Exercise directions: Identify the lines that contain the word "vind" and copy each one.

******

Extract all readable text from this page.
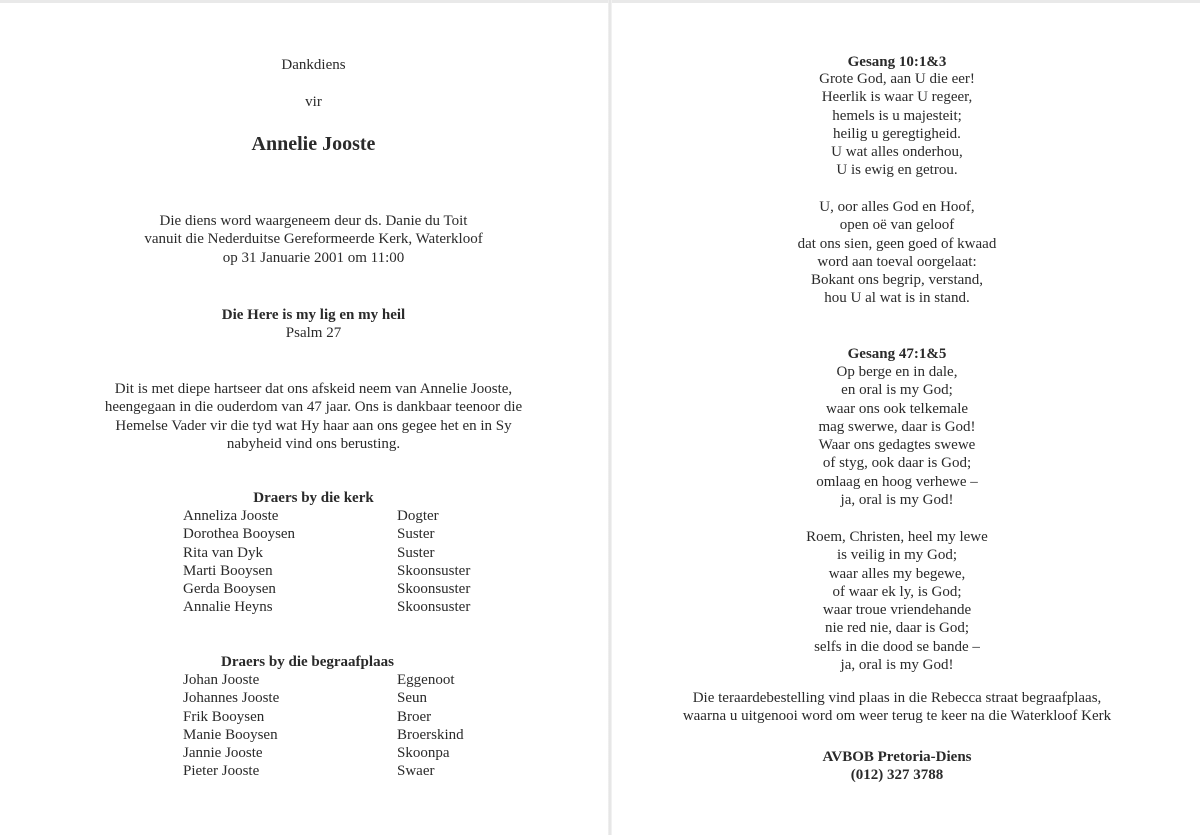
Dankdiens
vir
Annelie Jooste
Die diens word waargeneem deur ds. Danie du Toit
vanuit die Nederduitse Gereformeerde Kerk, Waterkloof
op 31 Januarie 2001 om 11:00
Die Here is my lig en my heil
Psalm 27
Dit is met diepe hartseer dat ons afskeid neem van Annelie Jooste,
heengegaan in die ouderdom van 47 jaar. Ons is dankbaar teenoor die
Hemelse Vader vir die tyd wat Hy haar aan ons gegee het en in Sy
nabyheid vind ons berusting.
Draers by die kerk
Anneliza Jooste
Dorothea Booysen
Rita van Dyk
Marti Booysen
Gerda Booysen
Annalie Heyns
Dogter
Suster
Suster
Skoonsuster
Skoonsuster
Skoonsuster
Draers by die begraafplaas
Johan Jooste
Johannes Jooste
Frik Booysen
Manie Booysen
Jannie Jooste
Pieter Jooste
Eggenoot
Seun
Broer
Broerskind
Skoonpa
Swaer
Gesang 10:1&3
Grote God, aan U die eer!
Heerlik is waar U regeer,
hemels is u majesteit;
heilig u geregtigheid.
U wat alles onderhou,
U is ewig en getrou.
U, oor alles God en Hoof,
open oë van geloof
dat ons sien, geen goed of kwaad
word aan toeval oorgelaat:
Bokant ons begrip, verstand,
hou U al wat is in stand.
Gesang 47:1&5
Op berge en in dale,
en oral is my God;
waar ons ook telkemale
mag swerwe, daar is God!
Waar ons gedagtes swewe
of styg, ook daar is God;
omlaag en hoog verhewe –
ja, oral is my God!
Roem, Christen, heel my lewe
is veilig in my God;
waar alles my begewe,
of waar ek ly, is God;
waar troue vriendehande
nie red nie, daar is God;
selfs in die dood se bande –
ja, oral is my God!
Die teraardebestelling vind plaas in die Rebecca straat begraafplaas,
waarna u uitgenooi word om weer terug te keer na die Waterkloof Kerk
AVBOB Pretoria-Diens
(012) 327 3788
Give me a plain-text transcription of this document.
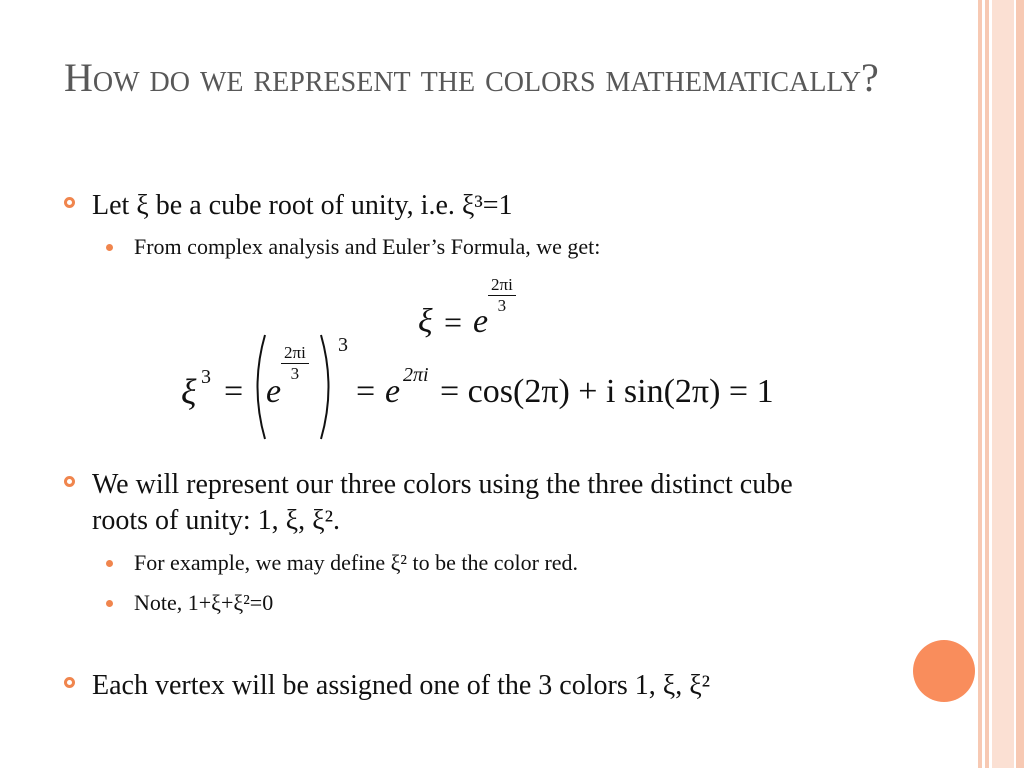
How do we represent the colors mathematically?
Let ξ be a cube root of unity, i.e. ξ³=1
From complex analysis and Euler’s Formula, we get:
ξ = e
$\frac{2\pi i}{3}$
ξ 3 = e
$\frac{2\pi i}{3} 3$
= e 2πi = cos(2π) + i sin(2π) = 1
We will represent our three colors using the three distinct cube roots of unity: 1, ξ, ξ².
For example, we may define ξ² to be the color red.
Note, 1+ξ+ξ²=0
Each vertex will be assigned one of the 3 colors 1, ξ, ξ²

******

Reply:
nabyheid vind ons berusting.
Die teraardebestelling vind plaas in die Rebecca straat begraafplaas,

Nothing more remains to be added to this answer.